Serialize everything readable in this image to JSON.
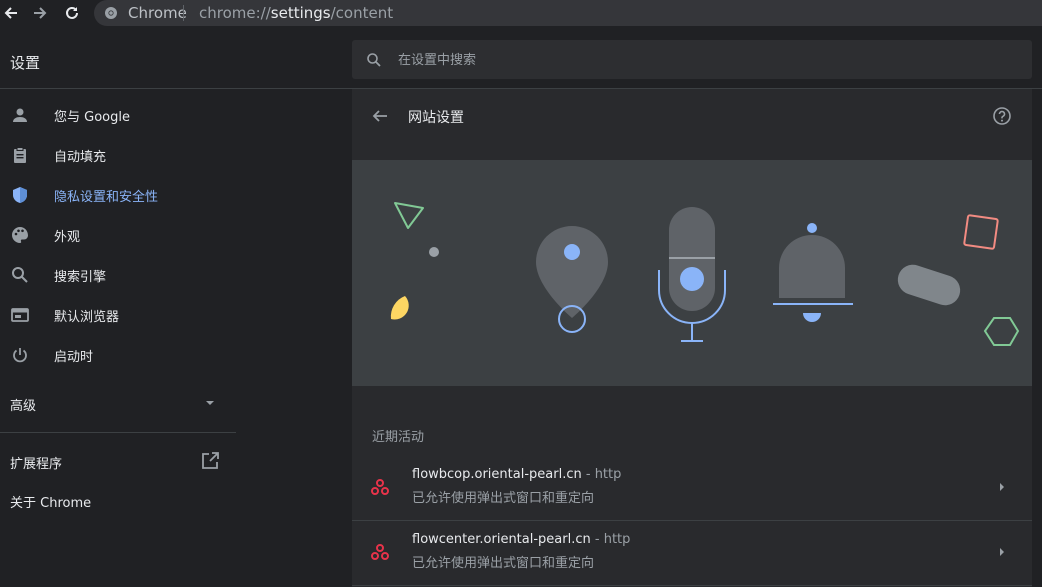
{
  "browser": {
    "omnibox_site": "Chrome",
    "url_prefix": "chrome://",
    "url_bold": "settings",
    "url_suffix": "/content"
  },
  "header": {
    "title": "设置",
    "search_placeholder": "在设置中搜索"
  },
  "sidebar": {
    "items": [
      {
        "label": "您与 Google",
        "icon": "person-icon"
      },
      {
        "label": "自动填充",
        "icon": "clipboard-icon"
      },
      {
        "label": "隐私设置和安全性",
        "icon": "shield-icon",
        "active": true
      },
      {
        "label": "外观",
        "icon": "palette-icon"
      },
      {
        "label": "搜索引擎",
        "icon": "search-icon"
      },
      {
        "label": "默认浏览器",
        "icon": "browser-window-icon"
      },
      {
        "label": "启动时",
        "icon": "power-icon"
      }
    ],
    "advanced_label": "高级",
    "extensions_label": "扩展程序",
    "about_label": "关于 Chrome"
  },
  "main": {
    "title": "网站设置",
    "recent_activity_heading": "近期活动",
    "recent_sites": [
      {
        "host": "flowbcop.oriental-pearl.cn",
        "protocol": "http",
        "description": "已允许使用弹出式窗口和重定向"
      },
      {
        "host": "flowcenter.oriental-pearl.cn",
        "protocol": "http",
        "description": "已允许使用弹出式窗口和重定向"
      }
    ]
  },
  "colors": {
    "accent": "#8ab4f8",
    "background": "#202124",
    "card": "#292a2d",
    "banner": "#3c4043",
    "site_icon": "#e8334a"
  }
}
- - - - - - -
Copy every line of the data word for word, omitting the images.

**Task solution:**
Serialize everything readable in this image to JSON.
{
  "browser": {
    "omnibox_site": "Chrome",
    "url_prefix": "chrome://",
    "url_bold": "settings",
    "url_suffix": "/content"
  },
  "header": {
    "title": "设置",
    "search_placeholder": "在设置中搜索"
  },
  "sidebar": {
    "items": [
      {
        "label": "您与 Google",
        "icon": "person-icon"
      },
      {
        "label": "自动填充",
        "icon": "clipboard-icon"
      },
      {
        "label": "隐私设置和安全性",
        "icon": "shield-icon",
        "active": true
      },
      {
        "label": "外观",
        "icon": "palette-icon"
      },
      {
        "label": "搜索引擎",
        "icon": "search-icon"
      },
      {
        "label": "默认浏览器",
        "icon": "browser-window-icon"
      },
      {
        "label": "启动时",
        "icon": "power-icon"
      }
    ],
    "advanced_label": "高级",
    "extensions_label": "扩展程序",
    "about_label": "关于 Chrome"
  },
  "main": {
    "title": "网站设置",
    "recent_activity_heading": "近期活动",
    "recent_sites": [
      {
        "host": "flowbcop.oriental-pearl.cn",
        "protocol": "http",
        "description": "已允许使用弹出式窗口和重定向"
      },
      {
        "host": "flowcenter.oriental-pearl.cn",
        "protocol": "http",
        "description": "已允许使用弹出式窗口和重定向"
      }
    ]
  },
  "colors": {
    "accent": "#8ab4f8",
    "background": "#202124",
    "card": "#292a2d",
    "banner": "#3c4043",
    "site_icon": "#e8334a"
  }
}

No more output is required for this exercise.